- Dataset records -

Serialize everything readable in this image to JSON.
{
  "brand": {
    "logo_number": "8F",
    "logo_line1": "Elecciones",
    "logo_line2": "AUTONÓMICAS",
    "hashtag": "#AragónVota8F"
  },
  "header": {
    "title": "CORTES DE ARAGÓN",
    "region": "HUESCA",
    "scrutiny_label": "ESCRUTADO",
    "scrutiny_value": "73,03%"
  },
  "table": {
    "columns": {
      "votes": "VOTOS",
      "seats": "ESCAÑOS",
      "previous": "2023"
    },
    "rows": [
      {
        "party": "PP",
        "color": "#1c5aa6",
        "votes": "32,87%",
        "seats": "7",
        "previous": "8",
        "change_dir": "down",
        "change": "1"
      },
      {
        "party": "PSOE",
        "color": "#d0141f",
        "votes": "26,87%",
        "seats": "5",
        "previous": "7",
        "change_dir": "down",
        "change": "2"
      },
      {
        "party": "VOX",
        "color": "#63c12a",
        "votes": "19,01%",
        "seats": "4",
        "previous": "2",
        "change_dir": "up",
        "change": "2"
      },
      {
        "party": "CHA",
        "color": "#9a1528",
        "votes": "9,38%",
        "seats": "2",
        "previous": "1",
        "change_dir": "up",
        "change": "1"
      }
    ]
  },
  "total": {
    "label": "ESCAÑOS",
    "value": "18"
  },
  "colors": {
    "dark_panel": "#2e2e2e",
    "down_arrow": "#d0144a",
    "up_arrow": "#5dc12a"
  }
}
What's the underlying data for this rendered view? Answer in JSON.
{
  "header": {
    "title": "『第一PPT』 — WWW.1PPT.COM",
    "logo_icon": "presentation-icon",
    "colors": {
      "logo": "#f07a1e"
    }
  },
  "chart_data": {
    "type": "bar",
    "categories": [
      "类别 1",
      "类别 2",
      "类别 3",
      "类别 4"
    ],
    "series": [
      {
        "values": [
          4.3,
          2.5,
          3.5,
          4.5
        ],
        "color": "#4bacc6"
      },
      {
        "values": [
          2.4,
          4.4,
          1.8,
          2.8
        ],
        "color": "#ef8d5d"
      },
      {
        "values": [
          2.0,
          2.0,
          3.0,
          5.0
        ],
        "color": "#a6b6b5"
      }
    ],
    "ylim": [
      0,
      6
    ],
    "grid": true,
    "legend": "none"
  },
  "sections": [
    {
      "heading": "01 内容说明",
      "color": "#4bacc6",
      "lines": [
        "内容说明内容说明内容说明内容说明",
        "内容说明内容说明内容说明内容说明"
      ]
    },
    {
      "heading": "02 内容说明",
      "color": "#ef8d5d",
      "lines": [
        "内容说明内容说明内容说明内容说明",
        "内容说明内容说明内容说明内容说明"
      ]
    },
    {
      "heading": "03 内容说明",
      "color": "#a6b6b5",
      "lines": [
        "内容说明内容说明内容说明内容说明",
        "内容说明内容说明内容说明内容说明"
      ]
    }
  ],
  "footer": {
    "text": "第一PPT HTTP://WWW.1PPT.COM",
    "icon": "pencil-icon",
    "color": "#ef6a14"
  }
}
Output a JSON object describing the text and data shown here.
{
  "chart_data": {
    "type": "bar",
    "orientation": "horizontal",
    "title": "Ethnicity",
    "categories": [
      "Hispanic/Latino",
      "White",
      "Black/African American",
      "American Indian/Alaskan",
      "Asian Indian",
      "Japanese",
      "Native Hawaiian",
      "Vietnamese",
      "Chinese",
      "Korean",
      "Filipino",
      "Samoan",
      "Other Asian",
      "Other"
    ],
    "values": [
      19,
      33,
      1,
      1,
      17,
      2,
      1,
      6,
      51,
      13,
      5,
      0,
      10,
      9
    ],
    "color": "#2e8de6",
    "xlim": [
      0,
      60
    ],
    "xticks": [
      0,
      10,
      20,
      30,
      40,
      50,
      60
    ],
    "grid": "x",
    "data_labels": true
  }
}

- Stated task -
Above are the records; retype every one exactly.

- Full answer -
Serialize everything readable in this image to JSON.
{
  "brand": {
    "logo_number": "8F",
    "logo_line1": "Elecciones",
    "logo_line2": "AUTONÓMICAS",
    "hashtag": "#AragónVota8F"
  },
  "header": {
    "title": "CORTES DE ARAGÓN",
    "region": "HUESCA",
    "scrutiny_label": "ESCRUTADO",
    "scrutiny_value": "73,03%"
  },
  "table": {
    "columns": {
      "votes": "VOTOS",
      "seats": "ESCAÑOS",
      "previous": "2023"
    },
    "rows": [
      {
        "party": "PP",
        "color": "#1c5aa6",
        "votes": "32,87%",
        "seats": "7",
        "previous": "8",
        "change_dir": "down",
        "change": "1"
      },
      {
        "party": "PSOE",
        "color": "#d0141f",
        "votes": "26,87%",
        "seats": "5",
        "previous": "7",
        "change_dir": "down",
        "change": "2"
      },
      {
        "party": "VOX",
        "color": "#63c12a",
        "votes": "19,01%",
        "seats": "4",
        "previous": "2",
        "change_dir": "up",
        "change": "2"
      },
      {
        "party": "CHA",
        "color": "#9a1528",
        "votes": "9,38%",
        "seats": "2",
        "previous": "1",
        "change_dir": "up",
        "change": "1"
      }
    ]
  },
  "total": {
    "label": "ESCAÑOS",
    "value": "18"
  },
  "colors": {
    "dark_panel": "#2e2e2e",
    "down_arrow": "#d0144a",
    "up_arrow": "#5dc12a"
  }
}
What's the underlying data for this rendered view? Answer in JSON.
{
  "header": {
    "title": "『第一PPT』 — WWW.1PPT.COM",
    "logo_icon": "presentation-icon",
    "colors": {
      "logo": "#f07a1e"
    }
  },
  "chart_data": {
    "type": "bar",
    "categories": [
      "类别 1",
      "类别 2",
      "类别 3",
      "类别 4"
    ],
    "series": [
      {
        "values": [
          4.3,
          2.5,
          3.5,
          4.5
        ],
        "color": "#4bacc6"
      },
      {
        "values": [
          2.4,
          4.4,
          1.8,
          2.8
        ],
        "color": "#ef8d5d"
      },
      {
        "values": [
          2.0,
          2.0,
          3.0,
          5.0
        ],
        "color": "#a6b6b5"
      }
    ],
    "ylim": [
      0,
      6
    ],
    "grid": true,
    "legend": "none"
  },
  "sections": [
    {
      "heading": "01 内容说明",
      "color": "#4bacc6",
      "lines": [
        "内容说明内容说明内容说明内容说明",
        "内容说明内容说明内容说明内容说明"
      ]
    },
    {
      "heading": "02 内容说明",
      "color": "#ef8d5d",
      "lines": [
        "内容说明内容说明内容说明内容说明",
        "内容说明内容说明内容说明内容说明"
      ]
    },
    {
      "heading": "03 内容说明",
      "color": "#a6b6b5",
      "lines": [
        "内容说明内容说明内容说明内容说明",
        "内容说明内容说明内容说明内容说明"
      ]
    }
  ],
  "footer": {
    "text": "第一PPT HTTP://WWW.1PPT.COM",
    "icon": "pencil-icon",
    "color": "#ef6a14"
  }
}
Output a JSON object describing the text and data shown here.
{
  "chart_data": {
    "type": "bar",
    "orientation": "horizontal",
    "title": "Ethnicity",
    "categories": [
      "Hispanic/Latino",
      "White",
      "Black/African American",
      "American Indian/Alaskan",
      "Asian Indian",
      "Japanese",
      "Native Hawaiian",
      "Vietnamese",
      "Chinese",
      "Korean",
      "Filipino",
      "Samoan",
      "Other Asian",
      "Other"
    ],
    "values": [
      19,
      33,
      1,
      1,
      17,
      2,
      1,
      6,
      51,
      13,
      5,
      0,
      10,
      9
    ],
    "color": "#2e8de6",
    "xlim": [
      0,
      60
    ],
    "xticks": [
      0,
      10,
      20,
      30,
      40,
      50,
      60
    ],
    "grid": "x",
    "data_labels": true
  }
}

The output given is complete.